GOAL:
Within the material below, find each line bearing the word "author" and present it.

DATA SHOWN:
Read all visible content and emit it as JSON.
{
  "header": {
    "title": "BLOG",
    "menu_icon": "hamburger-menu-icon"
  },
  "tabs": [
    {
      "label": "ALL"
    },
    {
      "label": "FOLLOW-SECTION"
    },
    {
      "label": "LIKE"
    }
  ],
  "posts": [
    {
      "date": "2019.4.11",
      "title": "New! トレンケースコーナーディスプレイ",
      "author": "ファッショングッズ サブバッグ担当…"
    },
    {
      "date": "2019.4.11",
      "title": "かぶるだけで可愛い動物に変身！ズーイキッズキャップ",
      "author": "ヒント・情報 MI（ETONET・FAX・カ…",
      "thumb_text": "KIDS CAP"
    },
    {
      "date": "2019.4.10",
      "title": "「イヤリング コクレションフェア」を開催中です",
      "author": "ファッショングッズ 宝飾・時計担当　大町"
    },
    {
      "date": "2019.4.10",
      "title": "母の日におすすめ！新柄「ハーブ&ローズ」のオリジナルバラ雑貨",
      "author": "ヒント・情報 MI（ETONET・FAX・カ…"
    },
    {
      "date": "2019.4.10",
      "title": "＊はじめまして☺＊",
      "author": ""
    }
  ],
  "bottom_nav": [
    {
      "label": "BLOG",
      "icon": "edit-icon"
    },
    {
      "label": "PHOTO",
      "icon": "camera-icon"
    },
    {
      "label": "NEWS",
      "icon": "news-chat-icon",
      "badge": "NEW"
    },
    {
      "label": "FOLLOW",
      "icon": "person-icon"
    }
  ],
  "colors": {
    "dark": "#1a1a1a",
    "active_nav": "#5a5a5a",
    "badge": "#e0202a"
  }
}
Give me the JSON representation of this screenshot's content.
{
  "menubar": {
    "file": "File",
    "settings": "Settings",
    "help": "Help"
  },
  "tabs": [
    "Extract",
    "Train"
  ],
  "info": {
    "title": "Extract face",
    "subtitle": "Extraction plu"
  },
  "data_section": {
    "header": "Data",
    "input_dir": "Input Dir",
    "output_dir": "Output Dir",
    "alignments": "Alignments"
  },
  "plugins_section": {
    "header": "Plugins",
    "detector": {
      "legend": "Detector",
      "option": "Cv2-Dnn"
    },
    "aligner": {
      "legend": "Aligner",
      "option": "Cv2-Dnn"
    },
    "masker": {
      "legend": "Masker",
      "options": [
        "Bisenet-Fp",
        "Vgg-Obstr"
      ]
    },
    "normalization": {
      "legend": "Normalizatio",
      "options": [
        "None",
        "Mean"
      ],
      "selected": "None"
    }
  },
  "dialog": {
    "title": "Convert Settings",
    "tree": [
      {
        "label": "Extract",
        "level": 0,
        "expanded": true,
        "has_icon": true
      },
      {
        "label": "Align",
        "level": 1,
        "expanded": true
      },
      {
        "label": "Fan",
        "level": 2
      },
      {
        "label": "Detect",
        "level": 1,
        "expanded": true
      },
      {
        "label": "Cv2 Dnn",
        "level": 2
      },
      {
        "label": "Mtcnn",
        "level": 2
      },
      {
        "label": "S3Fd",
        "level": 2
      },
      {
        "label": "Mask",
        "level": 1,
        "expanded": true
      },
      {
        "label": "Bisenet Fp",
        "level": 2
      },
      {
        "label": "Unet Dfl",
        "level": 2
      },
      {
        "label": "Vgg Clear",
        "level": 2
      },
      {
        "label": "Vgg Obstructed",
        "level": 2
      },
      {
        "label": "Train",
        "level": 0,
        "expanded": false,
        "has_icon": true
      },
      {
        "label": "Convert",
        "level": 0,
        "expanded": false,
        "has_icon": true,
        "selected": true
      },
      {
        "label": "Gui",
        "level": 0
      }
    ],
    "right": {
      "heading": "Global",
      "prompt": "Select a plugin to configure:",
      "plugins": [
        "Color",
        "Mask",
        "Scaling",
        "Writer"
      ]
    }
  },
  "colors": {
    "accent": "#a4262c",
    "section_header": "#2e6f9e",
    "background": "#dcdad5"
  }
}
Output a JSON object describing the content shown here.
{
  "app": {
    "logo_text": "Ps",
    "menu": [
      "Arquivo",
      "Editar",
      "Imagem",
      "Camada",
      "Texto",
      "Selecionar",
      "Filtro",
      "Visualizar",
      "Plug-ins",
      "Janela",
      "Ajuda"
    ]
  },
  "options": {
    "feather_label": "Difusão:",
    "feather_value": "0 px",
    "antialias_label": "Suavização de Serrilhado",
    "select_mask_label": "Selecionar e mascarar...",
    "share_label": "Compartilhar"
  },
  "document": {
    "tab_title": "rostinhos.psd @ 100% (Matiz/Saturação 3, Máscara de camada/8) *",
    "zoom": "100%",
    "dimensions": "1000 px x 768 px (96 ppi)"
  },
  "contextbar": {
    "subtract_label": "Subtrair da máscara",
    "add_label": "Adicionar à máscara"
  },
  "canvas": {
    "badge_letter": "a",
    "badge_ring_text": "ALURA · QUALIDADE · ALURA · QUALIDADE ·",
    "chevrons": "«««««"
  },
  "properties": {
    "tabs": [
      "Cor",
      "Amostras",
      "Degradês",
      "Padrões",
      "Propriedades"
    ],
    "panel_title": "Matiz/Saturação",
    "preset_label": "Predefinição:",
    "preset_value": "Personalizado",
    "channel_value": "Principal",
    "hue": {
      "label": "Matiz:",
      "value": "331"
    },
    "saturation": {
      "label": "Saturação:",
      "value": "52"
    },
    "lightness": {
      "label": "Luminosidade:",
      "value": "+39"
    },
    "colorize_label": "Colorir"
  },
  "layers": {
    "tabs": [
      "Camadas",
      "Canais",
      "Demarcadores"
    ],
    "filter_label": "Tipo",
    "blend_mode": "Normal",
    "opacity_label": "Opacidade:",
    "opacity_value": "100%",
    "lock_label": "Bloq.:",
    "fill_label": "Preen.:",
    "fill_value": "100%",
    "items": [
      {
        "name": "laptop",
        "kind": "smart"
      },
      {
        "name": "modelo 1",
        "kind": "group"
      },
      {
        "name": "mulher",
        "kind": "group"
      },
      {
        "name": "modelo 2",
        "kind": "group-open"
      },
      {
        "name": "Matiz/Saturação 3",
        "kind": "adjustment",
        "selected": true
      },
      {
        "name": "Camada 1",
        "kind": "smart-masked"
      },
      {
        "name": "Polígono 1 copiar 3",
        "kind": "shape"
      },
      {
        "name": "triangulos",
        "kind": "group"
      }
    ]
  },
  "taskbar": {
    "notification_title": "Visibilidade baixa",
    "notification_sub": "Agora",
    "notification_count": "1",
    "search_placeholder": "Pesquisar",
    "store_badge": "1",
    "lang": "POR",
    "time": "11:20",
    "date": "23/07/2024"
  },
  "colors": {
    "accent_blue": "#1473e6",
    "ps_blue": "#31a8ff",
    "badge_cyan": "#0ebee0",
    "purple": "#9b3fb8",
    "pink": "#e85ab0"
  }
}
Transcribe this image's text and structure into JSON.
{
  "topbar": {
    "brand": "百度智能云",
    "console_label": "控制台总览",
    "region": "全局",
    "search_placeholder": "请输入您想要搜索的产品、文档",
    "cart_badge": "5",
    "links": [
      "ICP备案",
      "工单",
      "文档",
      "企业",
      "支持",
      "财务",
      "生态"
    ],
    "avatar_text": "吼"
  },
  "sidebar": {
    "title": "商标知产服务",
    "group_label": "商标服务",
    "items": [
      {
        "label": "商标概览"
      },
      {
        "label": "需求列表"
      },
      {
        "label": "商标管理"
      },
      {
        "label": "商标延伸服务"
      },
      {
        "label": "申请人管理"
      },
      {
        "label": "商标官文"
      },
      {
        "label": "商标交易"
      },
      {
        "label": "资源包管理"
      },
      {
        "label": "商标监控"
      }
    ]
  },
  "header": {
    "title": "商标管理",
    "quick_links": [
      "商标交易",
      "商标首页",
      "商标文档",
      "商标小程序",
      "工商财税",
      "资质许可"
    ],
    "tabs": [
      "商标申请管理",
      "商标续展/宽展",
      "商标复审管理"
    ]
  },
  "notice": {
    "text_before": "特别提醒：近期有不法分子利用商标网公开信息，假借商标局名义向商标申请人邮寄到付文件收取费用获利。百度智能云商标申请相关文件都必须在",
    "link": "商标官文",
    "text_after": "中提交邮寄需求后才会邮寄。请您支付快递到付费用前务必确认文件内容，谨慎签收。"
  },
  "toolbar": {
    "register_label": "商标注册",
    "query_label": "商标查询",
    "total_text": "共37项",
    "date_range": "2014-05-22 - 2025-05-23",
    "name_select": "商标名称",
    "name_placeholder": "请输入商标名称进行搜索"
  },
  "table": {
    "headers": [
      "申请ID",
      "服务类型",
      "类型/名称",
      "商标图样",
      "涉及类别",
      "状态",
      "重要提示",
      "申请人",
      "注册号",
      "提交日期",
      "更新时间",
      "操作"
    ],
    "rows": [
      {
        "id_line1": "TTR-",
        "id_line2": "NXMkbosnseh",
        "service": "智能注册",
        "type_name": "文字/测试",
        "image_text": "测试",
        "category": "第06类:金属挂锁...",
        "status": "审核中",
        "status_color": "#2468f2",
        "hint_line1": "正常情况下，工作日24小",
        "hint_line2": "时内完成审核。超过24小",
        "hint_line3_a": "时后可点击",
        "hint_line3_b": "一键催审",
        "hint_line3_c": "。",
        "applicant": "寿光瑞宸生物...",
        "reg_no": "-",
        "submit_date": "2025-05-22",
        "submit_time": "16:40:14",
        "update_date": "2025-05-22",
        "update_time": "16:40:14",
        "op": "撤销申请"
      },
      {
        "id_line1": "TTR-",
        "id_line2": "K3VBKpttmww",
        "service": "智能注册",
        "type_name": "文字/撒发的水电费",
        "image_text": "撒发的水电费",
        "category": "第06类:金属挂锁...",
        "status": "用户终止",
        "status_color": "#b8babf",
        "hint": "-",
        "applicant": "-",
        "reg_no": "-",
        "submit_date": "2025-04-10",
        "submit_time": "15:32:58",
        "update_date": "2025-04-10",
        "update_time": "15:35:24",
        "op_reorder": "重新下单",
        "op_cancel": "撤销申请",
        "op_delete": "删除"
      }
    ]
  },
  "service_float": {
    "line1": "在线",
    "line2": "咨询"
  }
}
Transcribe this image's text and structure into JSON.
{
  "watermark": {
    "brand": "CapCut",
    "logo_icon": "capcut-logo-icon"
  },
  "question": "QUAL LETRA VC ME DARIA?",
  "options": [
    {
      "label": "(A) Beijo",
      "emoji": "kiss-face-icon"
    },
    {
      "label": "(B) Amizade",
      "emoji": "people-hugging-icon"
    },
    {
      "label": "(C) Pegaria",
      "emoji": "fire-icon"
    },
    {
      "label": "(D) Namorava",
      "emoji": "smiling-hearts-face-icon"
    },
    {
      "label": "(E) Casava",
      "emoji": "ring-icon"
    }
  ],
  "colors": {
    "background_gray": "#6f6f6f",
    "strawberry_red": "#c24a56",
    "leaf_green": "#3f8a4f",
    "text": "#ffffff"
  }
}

SOLUTION TO THE EXERCISE:
      "author": "ファッショングッズ サブバッグ担当…"
      "author": "ヒント・情報 MI（ETONET・FAX・カ…",
      "author": "ファッショングッズ 宝飾・時計担当　大町"
      "author": "ヒント・情報 MI（ETONET・FAX・カ…"
      "author": ""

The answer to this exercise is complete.